++++ Raw records ++++

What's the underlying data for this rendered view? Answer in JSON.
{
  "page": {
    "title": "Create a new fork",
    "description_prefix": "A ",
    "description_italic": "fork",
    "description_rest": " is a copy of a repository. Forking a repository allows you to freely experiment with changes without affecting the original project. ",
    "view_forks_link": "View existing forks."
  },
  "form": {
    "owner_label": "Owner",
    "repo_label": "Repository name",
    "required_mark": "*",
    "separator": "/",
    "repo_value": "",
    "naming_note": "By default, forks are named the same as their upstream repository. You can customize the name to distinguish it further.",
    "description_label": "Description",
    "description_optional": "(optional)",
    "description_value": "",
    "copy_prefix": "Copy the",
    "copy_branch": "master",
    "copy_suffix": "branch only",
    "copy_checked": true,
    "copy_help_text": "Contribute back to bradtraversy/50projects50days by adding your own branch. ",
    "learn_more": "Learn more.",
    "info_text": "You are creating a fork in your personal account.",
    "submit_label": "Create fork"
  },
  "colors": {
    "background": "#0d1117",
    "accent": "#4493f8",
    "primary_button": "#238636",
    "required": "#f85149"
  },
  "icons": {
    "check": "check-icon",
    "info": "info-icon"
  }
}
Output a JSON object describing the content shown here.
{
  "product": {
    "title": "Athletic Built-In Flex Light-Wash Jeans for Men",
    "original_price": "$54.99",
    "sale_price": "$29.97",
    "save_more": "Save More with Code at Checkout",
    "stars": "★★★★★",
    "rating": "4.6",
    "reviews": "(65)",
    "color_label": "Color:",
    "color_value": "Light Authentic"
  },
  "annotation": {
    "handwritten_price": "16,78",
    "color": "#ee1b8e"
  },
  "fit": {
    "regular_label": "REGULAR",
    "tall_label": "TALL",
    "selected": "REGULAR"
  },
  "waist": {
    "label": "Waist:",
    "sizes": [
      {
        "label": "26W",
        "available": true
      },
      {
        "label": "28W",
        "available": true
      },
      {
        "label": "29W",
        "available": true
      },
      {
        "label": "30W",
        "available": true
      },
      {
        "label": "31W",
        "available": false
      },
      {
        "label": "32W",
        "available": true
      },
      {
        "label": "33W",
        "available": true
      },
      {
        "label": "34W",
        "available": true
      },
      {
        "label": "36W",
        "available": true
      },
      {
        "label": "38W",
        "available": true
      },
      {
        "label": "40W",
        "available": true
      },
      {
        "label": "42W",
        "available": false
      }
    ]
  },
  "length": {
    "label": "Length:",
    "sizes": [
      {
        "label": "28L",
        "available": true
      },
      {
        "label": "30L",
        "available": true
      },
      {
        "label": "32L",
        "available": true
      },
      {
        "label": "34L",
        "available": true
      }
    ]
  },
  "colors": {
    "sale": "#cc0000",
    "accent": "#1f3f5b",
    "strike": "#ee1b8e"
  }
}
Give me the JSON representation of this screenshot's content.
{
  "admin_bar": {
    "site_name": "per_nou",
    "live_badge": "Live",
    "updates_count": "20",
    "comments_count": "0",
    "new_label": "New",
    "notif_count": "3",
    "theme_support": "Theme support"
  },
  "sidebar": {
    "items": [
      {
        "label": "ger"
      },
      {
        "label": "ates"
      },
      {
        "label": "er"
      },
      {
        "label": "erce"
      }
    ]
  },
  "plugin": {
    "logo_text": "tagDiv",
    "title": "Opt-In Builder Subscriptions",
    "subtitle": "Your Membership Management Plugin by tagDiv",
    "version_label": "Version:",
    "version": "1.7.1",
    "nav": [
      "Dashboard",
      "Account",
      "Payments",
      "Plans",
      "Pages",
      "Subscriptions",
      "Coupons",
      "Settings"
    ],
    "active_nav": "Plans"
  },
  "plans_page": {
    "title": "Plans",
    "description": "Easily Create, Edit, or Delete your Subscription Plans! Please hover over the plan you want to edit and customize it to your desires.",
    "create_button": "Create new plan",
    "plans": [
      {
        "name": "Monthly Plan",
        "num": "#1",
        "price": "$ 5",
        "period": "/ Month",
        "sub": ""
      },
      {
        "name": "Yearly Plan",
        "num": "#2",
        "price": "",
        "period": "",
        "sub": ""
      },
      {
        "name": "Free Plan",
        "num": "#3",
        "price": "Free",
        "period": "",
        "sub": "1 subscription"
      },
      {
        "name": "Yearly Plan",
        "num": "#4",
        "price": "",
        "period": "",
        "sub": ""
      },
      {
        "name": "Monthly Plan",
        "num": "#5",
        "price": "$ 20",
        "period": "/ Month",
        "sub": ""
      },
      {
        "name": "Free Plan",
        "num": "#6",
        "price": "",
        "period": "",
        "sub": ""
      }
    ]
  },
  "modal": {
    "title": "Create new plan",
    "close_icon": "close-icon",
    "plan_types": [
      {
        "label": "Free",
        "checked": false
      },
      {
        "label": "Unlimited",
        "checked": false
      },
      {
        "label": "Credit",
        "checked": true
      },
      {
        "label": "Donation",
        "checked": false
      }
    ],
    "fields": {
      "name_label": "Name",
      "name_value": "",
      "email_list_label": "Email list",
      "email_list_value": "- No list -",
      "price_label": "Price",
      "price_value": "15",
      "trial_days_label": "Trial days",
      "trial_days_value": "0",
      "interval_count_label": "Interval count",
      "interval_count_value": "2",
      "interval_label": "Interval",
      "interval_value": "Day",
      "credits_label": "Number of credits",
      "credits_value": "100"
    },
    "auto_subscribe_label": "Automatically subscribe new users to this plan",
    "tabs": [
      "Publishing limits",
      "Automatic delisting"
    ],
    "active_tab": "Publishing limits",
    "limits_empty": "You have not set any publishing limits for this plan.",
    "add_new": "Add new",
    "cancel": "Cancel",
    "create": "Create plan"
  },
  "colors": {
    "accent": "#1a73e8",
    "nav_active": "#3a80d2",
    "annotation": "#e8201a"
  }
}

++++

● **Goal**: Write out every entry word for word.

● **Written response**:
What's the underlying data for this rendered view? Answer in JSON.
{
  "page": {
    "title": "Create a new fork",
    "description_prefix": "A ",
    "description_italic": "fork",
    "description_rest": " is a copy of a repository. Forking a repository allows you to freely experiment with changes without affecting the original project. ",
    "view_forks_link": "View existing forks."
  },
  "form": {
    "owner_label": "Owner",
    "repo_label": "Repository name",
    "required_mark": "*",
    "separator": "/",
    "repo_value": "",
    "naming_note": "By default, forks are named the same as their upstream repository. You can customize the name to distinguish it further.",
    "description_label": "Description",
    "description_optional": "(optional)",
    "description_value": "",
    "copy_prefix": "Copy the",
    "copy_branch": "master",
    "copy_suffix": "branch only",
    "copy_checked": true,
    "copy_help_text": "Contribute back to bradtraversy/50projects50days by adding your own branch. ",
    "learn_more": "Learn more.",
    "info_text": "You are creating a fork in your personal account.",
    "submit_label": "Create fork"
  },
  "colors": {
    "background": "#0d1117",
    "accent": "#4493f8",
    "primary_button": "#238636",
    "required": "#f85149"
  },
  "icons": {
    "check": "check-icon",
    "info": "info-icon"
  }
}
Output a JSON object describing the content shown here.
{
  "product": {
    "title": "Athletic Built-In Flex Light-Wash Jeans for Men",
    "original_price": "$54.99",
    "sale_price": "$29.97",
    "save_more": "Save More with Code at Checkout",
    "stars": "★★★★★",
    "rating": "4.6",
    "reviews": "(65)",
    "color_label": "Color:",
    "color_value": "Light Authentic"
  },
  "annotation": {
    "handwritten_price": "16,78",
    "color": "#ee1b8e"
  },
  "fit": {
    "regular_label": "REGULAR",
    "tall_label": "TALL",
    "selected": "REGULAR"
  },
  "waist": {
    "label": "Waist:",
    "sizes": [
      {
        "label": "26W",
        "available": true
      },
      {
        "label": "28W",
        "available": true
      },
      {
        "label": "29W",
        "available": true
      },
      {
        "label": "30W",
        "available": true
      },
      {
        "label": "31W",
        "available": false
      },
      {
        "label": "32W",
        "available": true
      },
      {
        "label": "33W",
        "available": true
      },
      {
        "label": "34W",
        "available": true
      },
      {
        "label": "36W",
        "available": true
      },
      {
        "label": "38W",
        "available": true
      },
      {
        "label": "40W",
        "available": true
      },
      {
        "label": "42W",
        "available": false
      }
    ]
  },
  "length": {
    "label": "Length:",
    "sizes": [
      {
        "label": "28L",
        "available": true
      },
      {
        "label": "30L",
        "available": true
      },
      {
        "label": "32L",
        "available": true
      },
      {
        "label": "34L",
        "available": true
      }
    ]
  },
  "colors": {
    "sale": "#cc0000",
    "accent": "#1f3f5b",
    "strike": "#ee1b8e"
  }
}
Give me the JSON representation of this screenshot's content.
{
  "admin_bar": {
    "site_name": "per_nou",
    "live_badge": "Live",
    "updates_count": "20",
    "comments_count": "0",
    "new_label": "New",
    "notif_count": "3",
    "theme_support": "Theme support"
  },
  "sidebar": {
    "items": [
      {
        "label": "ger"
      },
      {
        "label": "ates"
      },
      {
        "label": "er"
      },
      {
        "label": "erce"
      }
    ]
  },
  "plugin": {
    "logo_text": "tagDiv",
    "title": "Opt-In Builder Subscriptions",
    "subtitle": "Your Membership Management Plugin by tagDiv",
    "version_label": "Version:",
    "version": "1.7.1",
    "nav": [
      "Dashboard",
      "Account",
      "Payments",
      "Plans",
      "Pages",
      "Subscriptions",
      "Coupons",
      "Settings"
    ],
    "active_nav": "Plans"
  },
  "plans_page": {
    "title": "Plans",
    "description": "Easily Create, Edit, or Delete your Subscription Plans! Please hover over the plan you want to edit and customize it to your desires.",
    "create_button": "Create new plan",
    "plans": [
      {
        "name": "Monthly Plan",
        "num": "#1",
        "price": "$ 5",
        "period": "/ Month",
        "sub": ""
      },
      {
        "name": "Yearly Plan",
        "num": "#2",
        "price": "",
        "period": "",
        "sub": ""
      },
      {
        "name": "Free Plan",
        "num": "#3",
        "price": "Free",
        "period": "",
        "sub": "1 subscription"
      },
      {
        "name": "Yearly Plan",
        "num": "#4",
        "price": "",
        "period": "",
        "sub": ""
      },
      {
        "name": "Monthly Plan",
        "num": "#5",
        "price": "$ 20",
        "period": "/ Month",
        "sub": ""
      },
      {
        "name": "Free Plan",
        "num": "#6",
        "price": "",
        "period": "",
        "sub": ""
      }
    ]
  },
  "modal": {
    "title": "Create new plan",
    "close_icon": "close-icon",
    "plan_types": [
      {
        "label": "Free",
        "checked": false
      },
      {
        "label": "Unlimited",
        "checked": false
      },
      {
        "label": "Credit",
        "checked": true
      },
      {
        "label": "Donation",
        "checked": false
      }
    ],
    "fields": {
      "name_label": "Name",
      "name_value": "",
      "email_list_label": "Email list",
      "email_list_value": "- No list -",
      "price_label": "Price",
      "price_value": "15",
      "trial_days_label": "Trial days",
      "trial_days_value": "0",
      "interval_count_label": "Interval count",
      "interval_count_value": "2",
      "interval_label": "Interval",
      "interval_value": "Day",
      "credits_label": "Number of credits",
      "credits_value": "100"
    },
    "auto_subscribe_label": "Automatically subscribe new users to this plan",
    "tabs": [
      "Publishing limits",
      "Automatic delisting"
    ],
    "active_tab": "Publishing limits",
    "limits_empty": "You have not set any publishing limits for this plan.",
    "add_new": "Add new",
    "cancel": "Cancel",
    "create": "Create plan"
  },
  "colors": {
    "accent": "#1a73e8",
    "nav_active": "#3a80d2",
    "annotation": "#e8201a"
  }
}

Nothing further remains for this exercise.